Task to carry out → Each entry below is to be printed verbatim.

Exercise inputs →

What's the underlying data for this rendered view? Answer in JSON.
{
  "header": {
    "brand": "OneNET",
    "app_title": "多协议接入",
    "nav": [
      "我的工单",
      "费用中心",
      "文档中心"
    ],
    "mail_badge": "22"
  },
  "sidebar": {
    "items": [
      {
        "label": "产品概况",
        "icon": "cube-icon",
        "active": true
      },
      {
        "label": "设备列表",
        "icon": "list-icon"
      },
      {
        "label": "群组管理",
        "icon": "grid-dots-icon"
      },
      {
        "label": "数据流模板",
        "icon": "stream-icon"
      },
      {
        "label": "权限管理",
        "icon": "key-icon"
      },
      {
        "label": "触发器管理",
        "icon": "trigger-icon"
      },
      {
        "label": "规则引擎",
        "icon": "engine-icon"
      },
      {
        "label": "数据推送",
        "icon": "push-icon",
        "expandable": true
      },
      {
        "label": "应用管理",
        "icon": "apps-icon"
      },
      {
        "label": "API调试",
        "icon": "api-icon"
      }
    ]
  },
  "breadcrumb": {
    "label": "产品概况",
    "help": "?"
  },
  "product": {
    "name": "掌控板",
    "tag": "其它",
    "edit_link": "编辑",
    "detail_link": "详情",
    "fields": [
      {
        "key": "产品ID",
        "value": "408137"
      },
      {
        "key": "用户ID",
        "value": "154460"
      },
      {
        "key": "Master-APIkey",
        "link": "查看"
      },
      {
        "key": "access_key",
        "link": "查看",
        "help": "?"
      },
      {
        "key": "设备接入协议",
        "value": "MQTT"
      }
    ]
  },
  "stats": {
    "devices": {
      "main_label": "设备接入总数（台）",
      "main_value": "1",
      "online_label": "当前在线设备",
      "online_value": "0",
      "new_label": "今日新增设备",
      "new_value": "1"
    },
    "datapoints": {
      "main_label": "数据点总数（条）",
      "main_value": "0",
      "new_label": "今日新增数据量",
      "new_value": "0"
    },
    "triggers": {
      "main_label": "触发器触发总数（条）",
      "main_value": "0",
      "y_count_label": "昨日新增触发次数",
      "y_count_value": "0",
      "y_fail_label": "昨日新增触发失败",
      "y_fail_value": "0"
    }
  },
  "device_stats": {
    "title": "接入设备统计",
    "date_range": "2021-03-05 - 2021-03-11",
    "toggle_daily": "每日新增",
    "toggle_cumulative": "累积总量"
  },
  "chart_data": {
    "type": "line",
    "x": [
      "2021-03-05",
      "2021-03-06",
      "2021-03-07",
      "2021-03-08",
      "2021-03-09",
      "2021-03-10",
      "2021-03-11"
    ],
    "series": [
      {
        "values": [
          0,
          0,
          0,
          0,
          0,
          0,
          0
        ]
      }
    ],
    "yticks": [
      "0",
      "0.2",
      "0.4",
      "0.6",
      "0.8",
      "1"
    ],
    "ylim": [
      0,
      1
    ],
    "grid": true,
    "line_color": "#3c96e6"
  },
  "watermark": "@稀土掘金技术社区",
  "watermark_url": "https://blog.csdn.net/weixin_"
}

Right answer →
What's the underlying data for this rendered view? Answer in JSON.
{
  "header": {
    "brand": "OneNET",
    "app_title": "多协议接入",
    "nav": [
      "我的工单",
      "费用中心",
      "文档中心"
    ],
    "mail_badge": "22"
  },
  "sidebar": {
    "items": [
      {
        "label": "产品概况",
        "icon": "cube-icon",
        "active": true
      },
      {
        "label": "设备列表",
        "icon": "list-icon"
      },
      {
        "label": "群组管理",
        "icon": "grid-dots-icon"
      },
      {
        "label": "数据流模板",
        "icon": "stream-icon"
      },
      {
        "label": "权限管理",
        "icon": "key-icon"
      },
      {
        "label": "触发器管理",
        "icon": "trigger-icon"
      },
      {
        "label": "规则引擎",
        "icon": "engine-icon"
      },
      {
        "label": "数据推送",
        "icon": "push-icon",
        "expandable": true
      },
      {
        "label": "应用管理",
        "icon": "apps-icon"
      },
      {
        "label": "API调试",
        "icon": "api-icon"
      }
    ]
  },
  "breadcrumb": {
    "label": "产品概况",
    "help": "?"
  },
  "product": {
    "name": "掌控板",
    "tag": "其它",
    "edit_link": "编辑",
    "detail_link": "详情",
    "fields": [
      {
        "key": "产品ID",
        "value": "408137"
      },
      {
        "key": "用户ID",
        "value": "154460"
      },
      {
        "key": "Master-APIkey",
        "link": "查看"
      },
      {
        "key": "access_key",
        "link": "查看",
        "help": "?"
      },
      {
        "key": "设备接入协议",
        "value": "MQTT"
      }
    ]
  },
  "stats": {
    "devices": {
      "main_label": "设备接入总数（台）",
      "main_value": "1",
      "online_label": "当前在线设备",
      "online_value": "0",
      "new_label": "今日新增设备",
      "new_value": "1"
    },
    "datapoints": {
      "main_label": "数据点总数（条）",
      "main_value": "0",
      "new_label": "今日新增数据量",
      "new_value": "0"
    },
    "triggers": {
      "main_label": "触发器触发总数（条）",
      "main_value": "0",
      "y_count_label": "昨日新增触发次数",
      "y_count_value": "0",
      "y_fail_label": "昨日新增触发失败",
      "y_fail_value": "0"
    }
  },
  "device_stats": {
    "title": "接入设备统计",
    "date_range": "2021-03-05 - 2021-03-11",
    "toggle_daily": "每日新增",
    "toggle_cumulative": "累积总量"
  },
  "chart_data": {
    "type": "line",
    "x": [
      "2021-03-05",
      "2021-03-06",
      "2021-03-07",
      "2021-03-08",
      "2021-03-09",
      "2021-03-10",
      "2021-03-11"
    ],
    "series": [
      {
        "values": [
          0,
          0,
          0,
          0,
          0,
          0,
          0
        ]
      }
    ],
    "yticks": [
      "0",
      "0.2",
      "0.4",
      "0.6",
      "0.8",
      "1"
    ],
    "ylim": [
      0,
      1
    ],
    "grid": true,
    "line_color": "#3c96e6"
  },
  "watermark": "@稀土掘金技术社区",
  "watermark_url": "https://blog.csdn.net/weixin_"
}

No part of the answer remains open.